(TEXTO PROPORCIONADO)
*****
La historia del exjefe guerrillero Rubín Morro y su hija: un reencuentro que tardó 20 años
Martín Cruz (su nombre de bautizo) tuvo que esperar a que se dieran las negociaciones de paz con el Estado colombiano, en Cuba, en 2014, para conocer a su hija, quien fue entregada a una familia adoptiva en 1997. No tenía ni un año de edad cuando la vio por última vez.
Esta historia comienza cuando Rubín Morro, un mando medio de la guerrilla de las Farc, le pone una flor roja en la oreja a otra guerrillera y le pide, en contra de las reglas de ese grupo alzado en armas, que tengan una hija. La historia continúa con el nacimiento de esa hija, quien debe ser entregada a una familia adoptiva después del asesinato de la mamá y en vista de que el papá no puede salir del monte a cuidarla. Rubín solo pudo conocerla 17 años después, cuando negociaba el Acuerdo de Paz con el Estado colombiano, en 2016.
“Ella se llamaba Glodys. Era de origen paisa-cordobés. Era negra, su cabello era largo, rizo. Más o menos en 1996 nos enamoramos. Yo estaba en el Frente 5º y ella era de la unidad de Iván Márquez, pero estábamos cerca. Duramos como dos años. Era una mujer valiente, bonita, además. Mi hija se parece mucho a ella, sobre todo cuando hace pucheros”, recuerda Rubín.
*****
(CONJUNTO DE DATOS)
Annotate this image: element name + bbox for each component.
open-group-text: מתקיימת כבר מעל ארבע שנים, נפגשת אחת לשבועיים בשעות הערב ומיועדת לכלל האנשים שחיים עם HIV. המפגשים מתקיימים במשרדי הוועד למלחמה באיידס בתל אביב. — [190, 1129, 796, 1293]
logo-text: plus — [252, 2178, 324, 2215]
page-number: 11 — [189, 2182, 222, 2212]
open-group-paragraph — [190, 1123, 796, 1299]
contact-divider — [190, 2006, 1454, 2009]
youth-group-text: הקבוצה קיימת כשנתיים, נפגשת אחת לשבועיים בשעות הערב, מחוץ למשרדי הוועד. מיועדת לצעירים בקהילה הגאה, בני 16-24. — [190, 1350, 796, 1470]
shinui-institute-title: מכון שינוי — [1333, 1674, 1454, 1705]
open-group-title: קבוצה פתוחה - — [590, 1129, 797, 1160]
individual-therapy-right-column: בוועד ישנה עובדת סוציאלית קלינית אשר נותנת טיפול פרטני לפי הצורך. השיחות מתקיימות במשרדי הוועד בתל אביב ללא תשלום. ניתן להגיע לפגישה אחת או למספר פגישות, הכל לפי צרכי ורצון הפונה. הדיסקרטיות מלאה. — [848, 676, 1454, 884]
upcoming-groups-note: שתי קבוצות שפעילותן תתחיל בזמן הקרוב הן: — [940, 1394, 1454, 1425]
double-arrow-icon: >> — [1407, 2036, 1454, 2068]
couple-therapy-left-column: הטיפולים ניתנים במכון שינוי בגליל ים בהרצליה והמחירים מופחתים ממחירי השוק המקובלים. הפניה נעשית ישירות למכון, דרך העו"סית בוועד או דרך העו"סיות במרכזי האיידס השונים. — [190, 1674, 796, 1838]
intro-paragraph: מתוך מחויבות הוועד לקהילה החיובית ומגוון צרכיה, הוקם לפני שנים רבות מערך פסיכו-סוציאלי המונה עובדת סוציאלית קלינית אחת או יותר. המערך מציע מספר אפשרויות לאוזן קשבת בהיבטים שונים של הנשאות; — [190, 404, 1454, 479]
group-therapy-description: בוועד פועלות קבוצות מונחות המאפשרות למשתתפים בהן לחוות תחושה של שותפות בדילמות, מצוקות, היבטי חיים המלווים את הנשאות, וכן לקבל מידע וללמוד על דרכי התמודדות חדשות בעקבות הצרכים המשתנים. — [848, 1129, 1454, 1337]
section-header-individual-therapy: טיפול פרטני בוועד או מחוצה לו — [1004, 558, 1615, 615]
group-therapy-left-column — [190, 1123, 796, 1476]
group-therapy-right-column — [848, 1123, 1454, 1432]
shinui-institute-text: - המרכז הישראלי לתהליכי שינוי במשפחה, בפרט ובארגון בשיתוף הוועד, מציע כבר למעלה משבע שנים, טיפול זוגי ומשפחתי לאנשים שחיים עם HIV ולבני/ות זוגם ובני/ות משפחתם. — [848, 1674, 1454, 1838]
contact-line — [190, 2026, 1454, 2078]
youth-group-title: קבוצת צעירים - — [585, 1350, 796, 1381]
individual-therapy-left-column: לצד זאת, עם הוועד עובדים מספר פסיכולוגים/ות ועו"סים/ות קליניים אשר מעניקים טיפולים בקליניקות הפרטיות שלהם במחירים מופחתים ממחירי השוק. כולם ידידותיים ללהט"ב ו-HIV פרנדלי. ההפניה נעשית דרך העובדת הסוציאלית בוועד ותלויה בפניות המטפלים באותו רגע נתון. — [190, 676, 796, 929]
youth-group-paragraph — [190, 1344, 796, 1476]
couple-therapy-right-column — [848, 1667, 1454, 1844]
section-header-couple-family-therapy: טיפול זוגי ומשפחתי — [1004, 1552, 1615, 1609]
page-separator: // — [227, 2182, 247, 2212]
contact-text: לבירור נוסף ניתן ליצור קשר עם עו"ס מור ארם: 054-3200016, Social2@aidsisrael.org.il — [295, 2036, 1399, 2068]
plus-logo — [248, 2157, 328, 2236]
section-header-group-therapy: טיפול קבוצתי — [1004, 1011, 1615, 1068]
*****
(OBJETIVO DEL EJERCICIO)
Prosigue el texto sobre el reencuentro de Rubín Morro con su hija a partir de su última oración.

(RESPUESTA)
En un parque, en Bogotá, relata cómo hace 23 años, mientras bajaba con Glodys por el río Atrato, le contó acerca de su deseo de ser padre de una niña. Ella le respondió de tajo: “Yo no vine a la guerrilla a parir, yo vine a ser guerrillera”. Durante una semana se alejaron. “Busqué la mejor rosa y le dije ‘te amo’. Nos abrazamos y nos pedimos perdón”. El tema de la hija quedó enterrado.
(Lea más del especial: La justicia y la verdad avanzan para las víctimas)
Cada uno se fue con su frente. Se enviaban cartas o, si podían, mensajes por radio. Rubín no sabe cuántos meses pasaron cuando Glodys le dijo que necesitaba hablar urgentemente con él y sin rodeos le dijo que estaba embarazada. “Ella ‘tamprió’. Eso significa que no se tomó sus pastillas anticonceptivas. Yo no sabía que había tomado esa decisión, porque nunca resolvimos ese tema. Igual eso no importó. La respaldé desde el primer día. Le dije: ‘Vamos a tener ese bebé’”.
El problema es que, como lo reconoció Rubín Morro ante la Jurisdicción Especial para la Paz (JEP), en octubre de este año, tener hijos en la guerrilla era un imposible. Él, que estaba en la dirigencia, sabía que se debía elegir entre ser padre o ser guerrillero, porque ambos papeles eran incompatibles. “Nos fuimos a hablar con el mando y yo no sabía cómo decirle, me empecé a enredar hasta que ella soltó la verdad: ‘Es que yo estoy embarazada, camarada’”.
Los castigos llegaron. “En el mes de abril, me llamó la dirección, me notificaron la sanción por violar las normas de planificación, tal medida era para la pareja y a mí, por estar ejerciendo funciones de mando, me la aplicaban más duro, me leyeron que debería hacer doce metros de trinchera, metro y medio de hondo por ochenta centímetros de ancha, diez conferencias sobre planificación familiar de una hora cada una y la correspondiente autocrítica. Pagué tal sanción como estaba establecida”, cuenta Rubín.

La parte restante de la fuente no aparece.